» **What is required**: Drop the pictures, then extract the listing word for word.

» **Task data**:
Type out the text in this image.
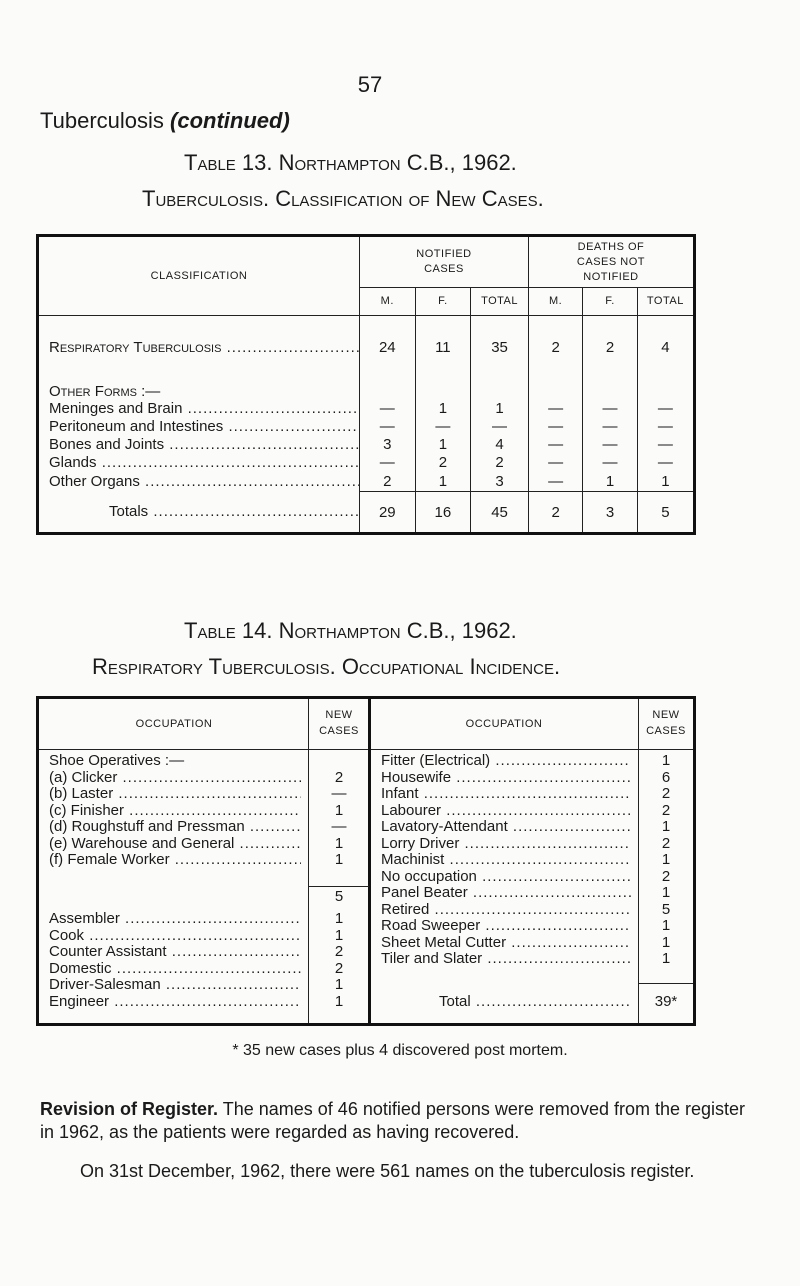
57
Tuberculosis (continued)
Table 13. Northampton C.B., 1962.
Tuberculosis. Classification of New Cases.
CLASSIFICATION	NOTIFIED CASES			DEATHS OF CASES NOT NOTIFIED		
	M.	F.	TOTAL	M.	F.	TOTAL

Respiratory Tuberculosis .....	24	11	35	2	2	4
Other Forms :—						

Meninges and Brain .....	—	1	1	—	—	—

Peritoneum and Intestines .....	—	—	—	—	—	—

Bones and Joints .....	3	1	4	—	—	—

Glands .....	—	2	2	—	—	—

Other Organs .....	2	1	3	—	1	1

Totals .....	29	16	45	2	3	5
Table 14. Northampton C.B., 1962.
Respiratory Tuberculosis. Occupational Incidence.
OCCUPATION
NEW CASES
OCCUPATION
NEW CASES
Shoe Operatives :—
(a) Clicker .....	2
(b) Laster .....	—
(c) Finisher .....	1
(d) Roughstuff and Pressman .....	—
(e) Warehouse and General .....	1
(f) Female Worker .....	1
5
Assembler .....	1
Cook .....	1
Counter Assistant .....	2
Domestic .....	2
Driver-Salesman .....	1
Engineer .....	1
Fitter (Electrical) .....	1
Housewife .....	6
Infant .....	2
Labourer .....	2
Lavatory-Attendant .....	1
Lorry Driver .....	2
Machinist .....	1
No occupation .....	2
Panel Beater .....	1
Retired .....	5
Road Sweeper .....	1
Sheet Metal Cutter .....	1
Tiler and Slater .....	1
Total .....	39*
* 35 new cases plus 4 discovered post mortem.
Revision of Register. The names of 46 notified persons were removed from the register in 1962, as the patients were regarded as having recovered.
On 31st December, 1962, there were 561 names on the tuberculosis register.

» **Problem solution**:
Type out the text in this image.
57
Tuberculosis (continued)
Table 13. Northampton C.B., 1962.
Tuberculosis. Classification of New Cases.
CLASSIFICATION	NOTIFIED CASES			DEATHS OF CASES NOT NOTIFIED		
	M.	F.	TOTAL	M.	F.	TOTAL

Respiratory Tuberculosis .....	24	11	35	2	2	4
Other Forms :—						

Meninges and Brain .....	—	1	1	—	—	—

Peritoneum and Intestines .....	—	—	—	—	—	—

Bones and Joints .....	3	1	4	—	—	—

Glands .....	—	2	2	—	—	—

Other Organs .....	2	1	3	—	1	1

Totals .....	29	16	45	2	3	5
Table 14. Northampton C.B., 1962.
Respiratory Tuberculosis. Occupational Incidence.
OCCUPATION
NEW CASES
OCCUPATION
NEW CASES
Shoe Operatives :—
(a) Clicker .....	2
(b) Laster .....	—
(c) Finisher .....	1
(d) Roughstuff and Pressman .....	—
(e) Warehouse and General .....	1
(f) Female Worker .....	1
5
Assembler .....	1
Cook .....	1
Counter Assistant .....	2
Domestic .....	2
Driver-Salesman .....	1
Engineer .....	1
Fitter (Electrical) .....	1
Housewife .....	6
Infant .....	2
Labourer .....	2
Lavatory-Attendant .....	1
Lorry Driver .....	2
Machinist .....	1
No occupation .....	2
Panel Beater .....	1
Retired .....	5
Road Sweeper .....	1
Sheet Metal Cutter .....	1
Tiler and Slater .....	1
Total .....	39*
* 35 new cases plus 4 discovered post mortem.
Revision of Register. The names of 46 notified persons were removed from the register in 1962, as the patients were regarded as having recovered.
On 31st December, 1962, there were 561 names on the tuberculosis register.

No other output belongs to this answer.